**Exercise**. Extract the records in full, leaving every picture out.

**Extracted data**.
[Begin]
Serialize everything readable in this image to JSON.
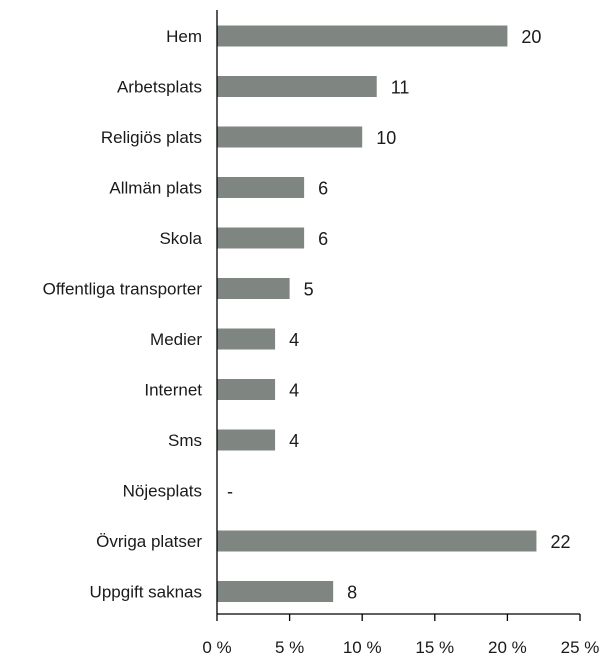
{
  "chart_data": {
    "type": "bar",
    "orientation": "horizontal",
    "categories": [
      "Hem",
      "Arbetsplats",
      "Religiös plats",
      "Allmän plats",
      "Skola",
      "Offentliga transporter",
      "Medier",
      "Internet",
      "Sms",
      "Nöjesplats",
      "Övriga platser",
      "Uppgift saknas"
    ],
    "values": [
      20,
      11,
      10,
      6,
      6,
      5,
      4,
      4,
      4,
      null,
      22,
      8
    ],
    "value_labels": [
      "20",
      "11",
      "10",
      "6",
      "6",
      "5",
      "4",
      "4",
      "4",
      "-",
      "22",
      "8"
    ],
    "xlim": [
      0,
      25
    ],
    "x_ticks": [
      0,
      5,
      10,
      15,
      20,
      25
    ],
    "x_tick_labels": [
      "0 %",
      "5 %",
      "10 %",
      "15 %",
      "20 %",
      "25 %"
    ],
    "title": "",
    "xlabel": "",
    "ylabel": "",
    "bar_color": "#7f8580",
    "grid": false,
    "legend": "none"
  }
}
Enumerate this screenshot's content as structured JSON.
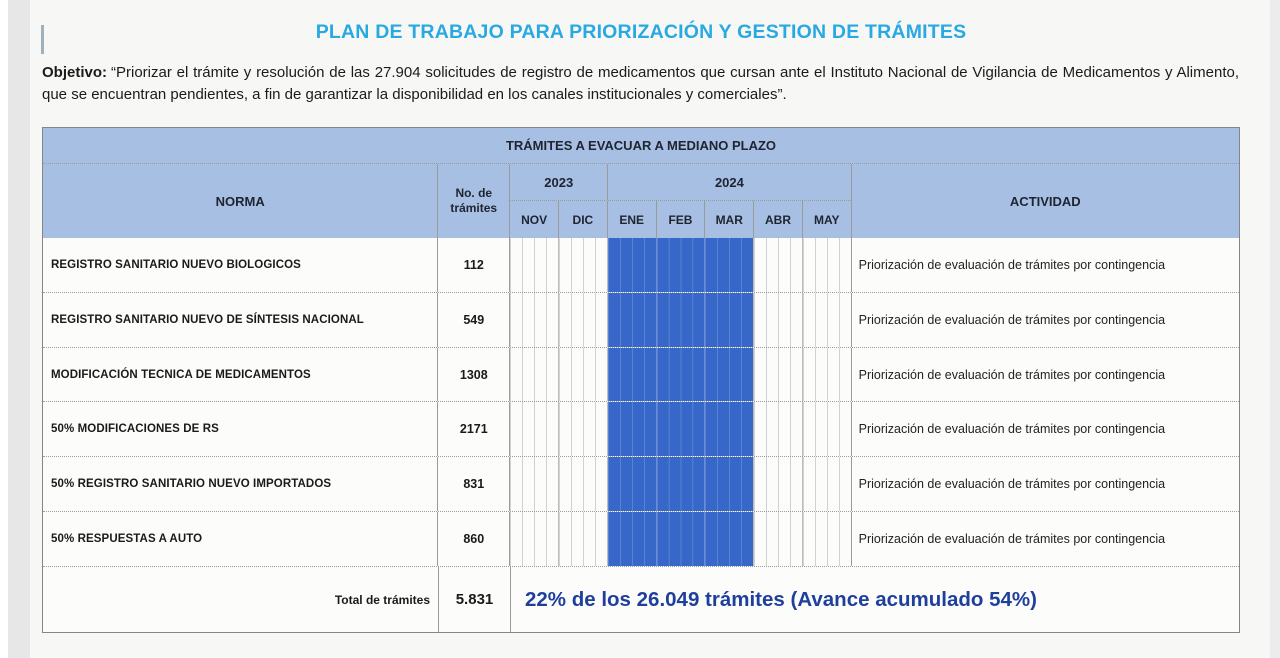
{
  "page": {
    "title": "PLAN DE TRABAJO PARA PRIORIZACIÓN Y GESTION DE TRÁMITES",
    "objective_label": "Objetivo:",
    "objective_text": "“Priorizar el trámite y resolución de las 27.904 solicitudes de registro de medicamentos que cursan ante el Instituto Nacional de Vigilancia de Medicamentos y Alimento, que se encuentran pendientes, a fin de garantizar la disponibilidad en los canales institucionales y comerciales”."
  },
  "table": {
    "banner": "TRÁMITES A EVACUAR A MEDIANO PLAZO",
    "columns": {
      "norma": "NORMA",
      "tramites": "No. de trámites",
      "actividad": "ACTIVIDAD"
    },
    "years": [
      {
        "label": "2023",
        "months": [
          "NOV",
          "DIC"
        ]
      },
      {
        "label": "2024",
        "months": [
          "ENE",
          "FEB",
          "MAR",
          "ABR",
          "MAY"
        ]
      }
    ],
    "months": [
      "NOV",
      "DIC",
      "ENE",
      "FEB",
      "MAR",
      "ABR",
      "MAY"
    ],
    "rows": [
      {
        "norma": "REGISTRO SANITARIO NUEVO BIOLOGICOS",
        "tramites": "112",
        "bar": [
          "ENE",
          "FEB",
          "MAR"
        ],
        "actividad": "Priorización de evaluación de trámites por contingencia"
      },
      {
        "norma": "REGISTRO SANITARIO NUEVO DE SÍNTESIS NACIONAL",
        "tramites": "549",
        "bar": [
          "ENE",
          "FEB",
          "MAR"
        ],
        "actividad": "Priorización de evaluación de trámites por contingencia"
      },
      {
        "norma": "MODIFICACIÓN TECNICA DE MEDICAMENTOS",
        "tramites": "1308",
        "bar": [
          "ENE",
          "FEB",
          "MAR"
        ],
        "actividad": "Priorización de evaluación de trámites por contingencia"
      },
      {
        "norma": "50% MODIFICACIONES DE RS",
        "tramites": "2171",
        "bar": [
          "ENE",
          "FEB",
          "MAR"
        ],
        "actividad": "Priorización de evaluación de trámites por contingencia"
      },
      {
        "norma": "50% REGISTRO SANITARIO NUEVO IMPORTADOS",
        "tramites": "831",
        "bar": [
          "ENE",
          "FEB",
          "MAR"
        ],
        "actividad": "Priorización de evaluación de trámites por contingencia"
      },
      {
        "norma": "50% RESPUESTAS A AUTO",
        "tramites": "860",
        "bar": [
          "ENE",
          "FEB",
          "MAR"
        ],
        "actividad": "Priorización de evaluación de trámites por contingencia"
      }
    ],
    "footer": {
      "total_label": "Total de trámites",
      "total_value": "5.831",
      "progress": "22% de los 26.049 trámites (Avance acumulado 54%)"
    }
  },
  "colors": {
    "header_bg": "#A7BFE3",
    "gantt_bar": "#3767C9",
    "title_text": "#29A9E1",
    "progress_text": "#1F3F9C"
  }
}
[End]
**Task solution**.
Serialize everything readable in this image to JSON.
{
  "chart_data": {
    "type": "bar",
    "orientation": "horizontal",
    "categories": [
      "Hem",
      "Arbetsplats",
      "Religiös plats",
      "Allmän plats",
      "Skola",
      "Offentliga transporter",
      "Medier",
      "Internet",
      "Sms",
      "Nöjesplats",
      "Övriga platser",
      "Uppgift saknas"
    ],
    "values": [
      20,
      11,
      10,
      6,
      6,
      5,
      4,
      4,
      4,
      null,
      22,
      8
    ],
    "value_labels": [
      "20",
      "11",
      "10",
      "6",
      "6",
      "5",
      "4",
      "4",
      "4",
      "-",
      "22",
      "8"
    ],
    "xlim": [
      0,
      25
    ],
    "x_ticks": [
      0,
      5,
      10,
      15,
      20,
      25
    ],
    "x_tick_labels": [
      "0 %",
      "5 %",
      "10 %",
      "15 %",
      "20 %",
      "25 %"
    ],
    "title": "",
    "xlabel": "",
    "ylabel": "",
    "bar_color": "#7f8580",
    "grid": false,
    "legend": "none"
  }
}
Enumerate this screenshot's content as structured JSON.
{
  "page": {
    "title": "PLAN DE TRABAJO PARA PRIORIZACIÓN Y GESTION DE TRÁMITES",
    "objective_label": "Objetivo:",
    "objective_text": "“Priorizar el trámite y resolución de las 27.904 solicitudes de registro de medicamentos que cursan ante el Instituto Nacional de Vigilancia de Medicamentos y Alimento, que se encuentran pendientes, a fin de garantizar la disponibilidad en los canales institucionales y comerciales”."
  },
  "table": {
    "banner": "TRÁMITES A EVACUAR A MEDIANO PLAZO",
    "columns": {
      "norma": "NORMA",
      "tramites": "No. de trámites",
      "actividad": "ACTIVIDAD"
    },
    "years": [
      {
        "label": "2023",
        "months": [
          "NOV",
          "DIC"
        ]
      },
      {
        "label": "2024",
        "months": [
          "ENE",
          "FEB",
          "MAR",
          "ABR",
          "MAY"
        ]
      }
    ],
    "months": [
      "NOV",
      "DIC",
      "ENE",
      "FEB",
      "MAR",
      "ABR",
      "MAY"
    ],
    "rows": [
      {
        "norma": "REGISTRO SANITARIO NUEVO BIOLOGICOS",
        "tramites": "112",
        "bar": [
          "ENE",
          "FEB",
          "MAR"
        ],
        "actividad": "Priorización de evaluación de trámites por contingencia"
      },
      {
        "norma": "REGISTRO SANITARIO NUEVO DE SÍNTESIS NACIONAL",
        "tramites": "549",
        "bar": [
          "ENE",
          "FEB",
          "MAR"
        ],
        "actividad": "Priorización de evaluación de trámites por contingencia"
      },
      {
        "norma": "MODIFICACIÓN TECNICA DE MEDICAMENTOS",
        "tramites": "1308",
        "bar": [
          "ENE",
          "FEB",
          "MAR"
        ],
        "actividad": "Priorización de evaluación de trámites por contingencia"
      },
      {
        "norma": "50% MODIFICACIONES DE RS",
        "tramites": "2171",
        "bar": [
          "ENE",
          "FEB",
          "MAR"
        ],
        "actividad": "Priorización de evaluación de trámites por contingencia"
      },
      {
        "norma": "50% REGISTRO SANITARIO NUEVO IMPORTADOS",
        "tramites": "831",
        "bar": [
          "ENE",
          "FEB",
          "MAR"
        ],
        "actividad": "Priorización de evaluación de trámites por contingencia"
      },
      {
        "norma": "50% RESPUESTAS A AUTO",
        "tramites": "860",
        "bar": [
          "ENE",
          "FEB",
          "MAR"
        ],
        "actividad": "Priorización de evaluación de trámites por contingencia"
      }
    ],
    "footer": {
      "total_label": "Total de trámites",
      "total_value": "5.831",
      "progress": "22% de los 26.049 trámites (Avance acumulado 54%)"
    }
  },
  "colors": {
    "header_bg": "#A7BFE3",
    "gantt_bar": "#3767C9",
    "title_text": "#29A9E1",
    "progress_text": "#1F3F9C"
  }
}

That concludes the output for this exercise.